▸ Input rows:
====
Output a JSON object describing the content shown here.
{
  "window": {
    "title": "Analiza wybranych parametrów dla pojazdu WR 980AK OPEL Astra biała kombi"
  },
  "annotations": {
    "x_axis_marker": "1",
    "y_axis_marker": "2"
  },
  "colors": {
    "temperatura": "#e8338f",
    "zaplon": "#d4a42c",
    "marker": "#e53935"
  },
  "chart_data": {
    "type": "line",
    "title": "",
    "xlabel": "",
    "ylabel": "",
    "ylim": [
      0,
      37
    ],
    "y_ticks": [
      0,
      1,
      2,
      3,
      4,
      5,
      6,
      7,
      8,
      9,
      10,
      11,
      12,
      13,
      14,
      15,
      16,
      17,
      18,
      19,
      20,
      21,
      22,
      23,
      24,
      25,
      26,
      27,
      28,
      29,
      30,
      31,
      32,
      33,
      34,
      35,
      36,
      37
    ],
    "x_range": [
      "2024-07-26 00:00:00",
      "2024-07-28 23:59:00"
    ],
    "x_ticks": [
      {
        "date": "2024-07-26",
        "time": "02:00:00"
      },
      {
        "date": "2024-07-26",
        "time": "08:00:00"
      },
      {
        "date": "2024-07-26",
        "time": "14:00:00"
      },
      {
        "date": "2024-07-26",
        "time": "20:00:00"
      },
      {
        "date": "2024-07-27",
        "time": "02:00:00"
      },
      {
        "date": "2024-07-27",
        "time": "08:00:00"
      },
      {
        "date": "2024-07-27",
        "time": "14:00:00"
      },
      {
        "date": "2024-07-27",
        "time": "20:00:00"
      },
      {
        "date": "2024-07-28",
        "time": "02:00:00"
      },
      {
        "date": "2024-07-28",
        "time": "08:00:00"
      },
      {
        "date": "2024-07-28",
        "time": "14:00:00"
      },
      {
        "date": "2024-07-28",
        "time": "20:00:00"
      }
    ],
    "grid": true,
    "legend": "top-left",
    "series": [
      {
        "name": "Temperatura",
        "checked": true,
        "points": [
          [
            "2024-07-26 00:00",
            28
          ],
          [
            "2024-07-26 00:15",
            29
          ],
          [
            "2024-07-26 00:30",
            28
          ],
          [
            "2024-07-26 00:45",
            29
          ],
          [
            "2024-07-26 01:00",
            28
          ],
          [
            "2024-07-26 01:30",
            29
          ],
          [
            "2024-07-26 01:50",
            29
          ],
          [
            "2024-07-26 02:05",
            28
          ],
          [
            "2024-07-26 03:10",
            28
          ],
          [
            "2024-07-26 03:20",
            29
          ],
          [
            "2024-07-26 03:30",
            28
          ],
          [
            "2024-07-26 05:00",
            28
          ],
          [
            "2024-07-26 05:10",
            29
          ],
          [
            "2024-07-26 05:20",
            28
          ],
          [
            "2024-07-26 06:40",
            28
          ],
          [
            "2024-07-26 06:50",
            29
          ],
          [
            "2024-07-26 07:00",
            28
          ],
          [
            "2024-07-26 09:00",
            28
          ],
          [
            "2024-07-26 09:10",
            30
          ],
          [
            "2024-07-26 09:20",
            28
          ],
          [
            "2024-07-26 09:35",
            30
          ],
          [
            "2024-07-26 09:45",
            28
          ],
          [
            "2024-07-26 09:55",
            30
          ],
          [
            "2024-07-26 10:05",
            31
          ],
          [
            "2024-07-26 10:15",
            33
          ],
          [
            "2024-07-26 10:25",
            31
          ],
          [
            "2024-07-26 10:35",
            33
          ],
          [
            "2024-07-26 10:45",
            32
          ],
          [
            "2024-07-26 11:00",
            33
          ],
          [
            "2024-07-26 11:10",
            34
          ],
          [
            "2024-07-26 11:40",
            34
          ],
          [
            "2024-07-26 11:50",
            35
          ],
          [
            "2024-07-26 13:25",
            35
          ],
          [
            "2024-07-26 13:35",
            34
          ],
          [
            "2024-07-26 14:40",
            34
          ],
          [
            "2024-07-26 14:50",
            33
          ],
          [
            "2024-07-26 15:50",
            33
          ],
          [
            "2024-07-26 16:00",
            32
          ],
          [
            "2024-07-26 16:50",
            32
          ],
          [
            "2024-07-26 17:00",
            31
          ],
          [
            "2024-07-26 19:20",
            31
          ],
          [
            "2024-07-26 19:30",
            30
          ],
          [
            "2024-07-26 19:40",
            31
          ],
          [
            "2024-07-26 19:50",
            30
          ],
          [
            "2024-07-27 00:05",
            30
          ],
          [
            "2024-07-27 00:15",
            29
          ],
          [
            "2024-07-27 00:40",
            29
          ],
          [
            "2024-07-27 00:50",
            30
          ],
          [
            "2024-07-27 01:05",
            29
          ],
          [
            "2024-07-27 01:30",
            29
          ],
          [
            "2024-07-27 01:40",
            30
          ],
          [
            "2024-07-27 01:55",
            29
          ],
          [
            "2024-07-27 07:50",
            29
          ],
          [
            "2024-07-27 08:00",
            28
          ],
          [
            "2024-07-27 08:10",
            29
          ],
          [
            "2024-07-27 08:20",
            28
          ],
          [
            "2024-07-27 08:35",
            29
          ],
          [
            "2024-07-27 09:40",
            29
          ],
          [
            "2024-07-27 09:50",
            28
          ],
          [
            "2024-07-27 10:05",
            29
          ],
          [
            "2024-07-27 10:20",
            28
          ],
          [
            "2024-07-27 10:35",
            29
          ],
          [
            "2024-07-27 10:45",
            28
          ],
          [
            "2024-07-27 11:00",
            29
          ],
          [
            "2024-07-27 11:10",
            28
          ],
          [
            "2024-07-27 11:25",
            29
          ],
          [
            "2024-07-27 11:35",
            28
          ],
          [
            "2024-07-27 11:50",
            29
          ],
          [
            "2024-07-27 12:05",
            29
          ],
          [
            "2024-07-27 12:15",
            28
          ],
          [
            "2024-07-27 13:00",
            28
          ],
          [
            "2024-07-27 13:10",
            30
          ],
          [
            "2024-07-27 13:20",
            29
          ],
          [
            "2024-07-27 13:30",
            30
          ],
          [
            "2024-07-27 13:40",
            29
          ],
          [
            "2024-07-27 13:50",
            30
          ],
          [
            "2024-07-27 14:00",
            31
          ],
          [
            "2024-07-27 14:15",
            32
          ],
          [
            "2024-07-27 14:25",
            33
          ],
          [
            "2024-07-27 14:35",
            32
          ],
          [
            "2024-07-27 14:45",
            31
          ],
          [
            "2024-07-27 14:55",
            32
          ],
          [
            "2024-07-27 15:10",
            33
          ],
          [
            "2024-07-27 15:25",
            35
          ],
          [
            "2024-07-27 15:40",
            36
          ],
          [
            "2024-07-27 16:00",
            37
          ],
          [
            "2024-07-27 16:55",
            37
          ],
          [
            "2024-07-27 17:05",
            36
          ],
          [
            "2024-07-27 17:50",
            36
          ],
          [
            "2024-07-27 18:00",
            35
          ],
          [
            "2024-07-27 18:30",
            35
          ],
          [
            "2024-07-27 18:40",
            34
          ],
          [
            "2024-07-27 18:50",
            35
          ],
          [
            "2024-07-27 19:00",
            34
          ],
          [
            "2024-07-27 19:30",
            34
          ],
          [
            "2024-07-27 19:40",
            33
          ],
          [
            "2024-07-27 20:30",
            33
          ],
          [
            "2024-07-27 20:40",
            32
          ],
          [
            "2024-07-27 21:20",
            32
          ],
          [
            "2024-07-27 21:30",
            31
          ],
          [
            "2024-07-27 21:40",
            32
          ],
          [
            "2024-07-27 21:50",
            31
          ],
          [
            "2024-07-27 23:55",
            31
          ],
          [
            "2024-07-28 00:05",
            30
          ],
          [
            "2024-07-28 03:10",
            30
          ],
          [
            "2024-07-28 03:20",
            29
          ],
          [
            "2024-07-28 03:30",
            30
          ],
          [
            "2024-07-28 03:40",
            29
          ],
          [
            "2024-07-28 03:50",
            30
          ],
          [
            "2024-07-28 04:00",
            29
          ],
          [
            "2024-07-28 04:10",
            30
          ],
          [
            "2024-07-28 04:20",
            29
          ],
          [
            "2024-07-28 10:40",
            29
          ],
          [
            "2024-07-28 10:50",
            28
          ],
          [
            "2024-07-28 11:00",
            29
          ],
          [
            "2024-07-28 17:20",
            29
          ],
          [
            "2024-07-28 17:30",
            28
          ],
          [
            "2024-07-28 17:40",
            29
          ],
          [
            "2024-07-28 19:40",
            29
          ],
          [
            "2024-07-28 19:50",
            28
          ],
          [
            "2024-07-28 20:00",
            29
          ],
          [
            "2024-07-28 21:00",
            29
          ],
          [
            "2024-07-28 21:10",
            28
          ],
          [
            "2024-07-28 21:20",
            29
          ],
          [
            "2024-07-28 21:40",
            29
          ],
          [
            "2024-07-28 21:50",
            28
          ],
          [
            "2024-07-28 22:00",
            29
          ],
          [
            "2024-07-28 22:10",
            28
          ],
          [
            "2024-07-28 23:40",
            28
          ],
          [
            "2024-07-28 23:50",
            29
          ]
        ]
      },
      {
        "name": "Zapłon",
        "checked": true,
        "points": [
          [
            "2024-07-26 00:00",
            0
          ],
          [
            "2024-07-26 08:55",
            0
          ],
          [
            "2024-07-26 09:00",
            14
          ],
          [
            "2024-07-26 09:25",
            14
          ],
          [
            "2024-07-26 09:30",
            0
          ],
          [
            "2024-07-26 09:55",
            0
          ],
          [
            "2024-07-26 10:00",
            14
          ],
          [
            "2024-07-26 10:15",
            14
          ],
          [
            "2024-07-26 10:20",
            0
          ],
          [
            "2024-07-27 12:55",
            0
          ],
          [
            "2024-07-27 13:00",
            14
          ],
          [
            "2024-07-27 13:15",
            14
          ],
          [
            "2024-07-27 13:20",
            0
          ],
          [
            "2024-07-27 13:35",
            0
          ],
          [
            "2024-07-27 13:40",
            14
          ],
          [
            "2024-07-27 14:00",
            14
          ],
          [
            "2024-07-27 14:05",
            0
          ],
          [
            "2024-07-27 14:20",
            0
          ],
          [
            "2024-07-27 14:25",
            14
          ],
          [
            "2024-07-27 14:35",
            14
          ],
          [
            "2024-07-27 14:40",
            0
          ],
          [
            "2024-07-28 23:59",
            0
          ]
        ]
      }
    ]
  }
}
====
▸ What this task involves: Copy out every line of the listing that contains the string "title".

▸ Full output:
    "title": "Analiza wybranych parametrów dla pojazdu WR 980AK OPEL Astra biała kombi"
    "title": "",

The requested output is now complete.